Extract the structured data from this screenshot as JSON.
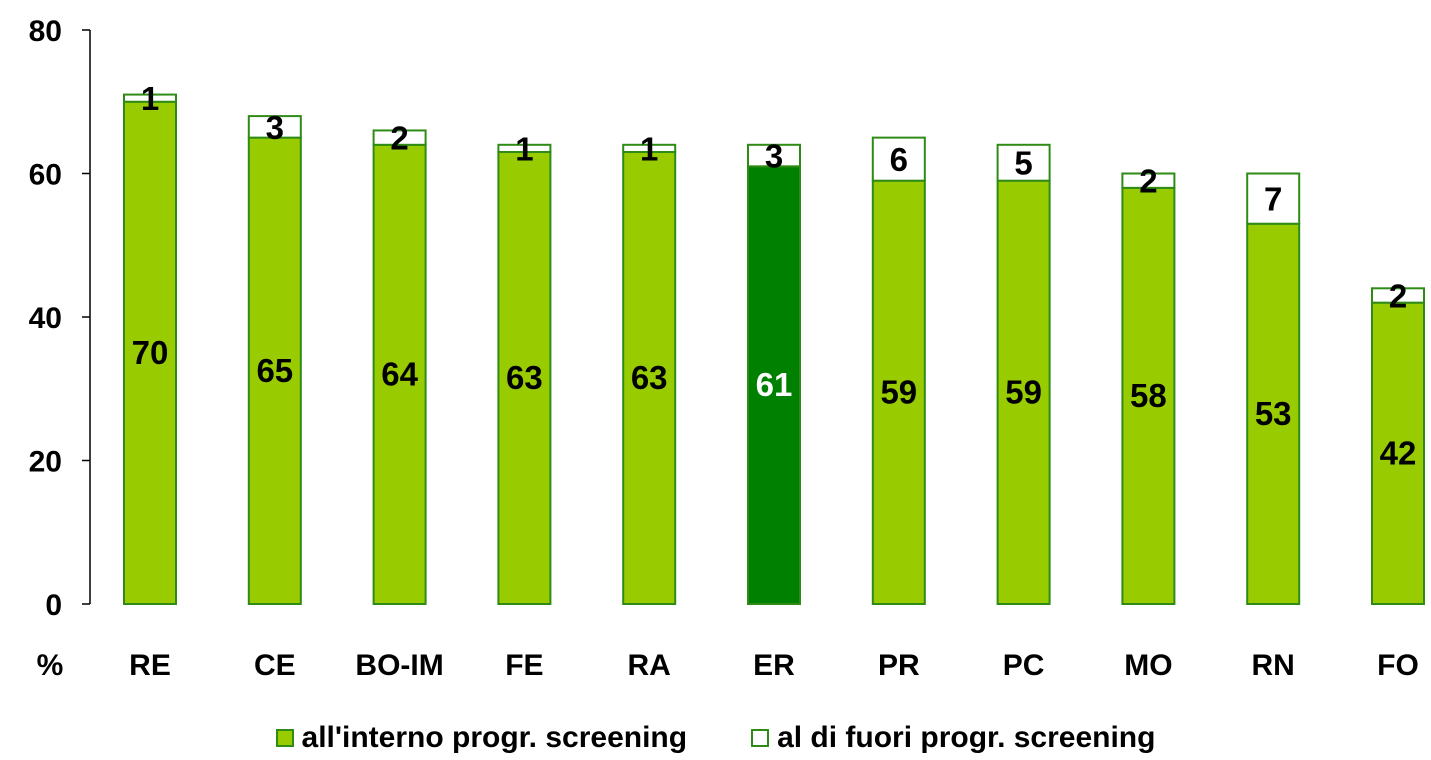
{
  "chart_data": {
    "type": "bar",
    "stacked": true,
    "y_unit_label": "%",
    "categories": [
      "RE",
      "CE",
      "BO-IM",
      "FE",
      "RA",
      "ER",
      "PR",
      "PC",
      "MO",
      "RN",
      "FO"
    ],
    "series": [
      {
        "name": "all'interno progr. screening",
        "values": [
          70,
          65,
          64,
          63,
          63,
          61,
          59,
          59,
          58,
          53,
          42
        ],
        "color": "#99cc00",
        "highlight_color": "#008000"
      },
      {
        "name": "al di fuori progr. screening",
        "values": [
          1,
          3,
          2,
          1,
          1,
          3,
          6,
          5,
          2,
          7,
          2
        ],
        "color": "#ffffff"
      }
    ],
    "highlight_category": "ER",
    "border_color": "#2e8b16",
    "ylim": [
      0,
      80
    ],
    "yticks": [
      0,
      20,
      40,
      60,
      80
    ],
    "grid": false,
    "legend_position": "bottom"
  }
}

**Given exercise**
Without including any pictures, output all the entries above exactly.

**Exercise response**
Extract the structured data from this screenshot as JSON.
{
  "chart_data": {
    "type": "bar",
    "stacked": true,
    "y_unit_label": "%",
    "categories": [
      "RE",
      "CE",
      "BO-IM",
      "FE",
      "RA",
      "ER",
      "PR",
      "PC",
      "MO",
      "RN",
      "FO"
    ],
    "series": [
      {
        "name": "all'interno progr. screening",
        "values": [
          70,
          65,
          64,
          63,
          63,
          61,
          59,
          59,
          58,
          53,
          42
        ],
        "color": "#99cc00",
        "highlight_color": "#008000"
      },
      {
        "name": "al di fuori progr. screening",
        "values": [
          1,
          3,
          2,
          1,
          1,
          3,
          6,
          5,
          2,
          7,
          2
        ],
        "color": "#ffffff"
      }
    ],
    "highlight_category": "ER",
    "border_color": "#2e8b16",
    "ylim": [
      0,
      80
    ],
    "yticks": [
      0,
      20,
      40,
      60,
      80
    ],
    "grid": false,
    "legend_position": "bottom"
  }
}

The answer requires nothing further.